→ Task brief
Below are some entries. Copy each line that holds the string "использоваться".

A block of data
§ §
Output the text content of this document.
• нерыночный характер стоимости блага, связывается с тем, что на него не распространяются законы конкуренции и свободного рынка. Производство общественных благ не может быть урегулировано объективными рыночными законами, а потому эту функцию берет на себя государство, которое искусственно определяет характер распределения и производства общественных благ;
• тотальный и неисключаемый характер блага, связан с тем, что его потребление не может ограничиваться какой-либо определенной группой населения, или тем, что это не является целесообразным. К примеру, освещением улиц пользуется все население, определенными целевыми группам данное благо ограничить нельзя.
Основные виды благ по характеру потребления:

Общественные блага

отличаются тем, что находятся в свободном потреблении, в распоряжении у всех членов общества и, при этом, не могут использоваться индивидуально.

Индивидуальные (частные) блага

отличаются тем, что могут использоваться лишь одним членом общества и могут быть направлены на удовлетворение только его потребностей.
§ §
→ Response
отличаются тем, что находятся в свободном потреблении, в распоряжении у всех членов общества и, при этом, не могут использоваться индивидуально.
отличаются тем, что могут использоваться лишь одним членом общества и могут быть направлены на удовлетворение только его потребностей.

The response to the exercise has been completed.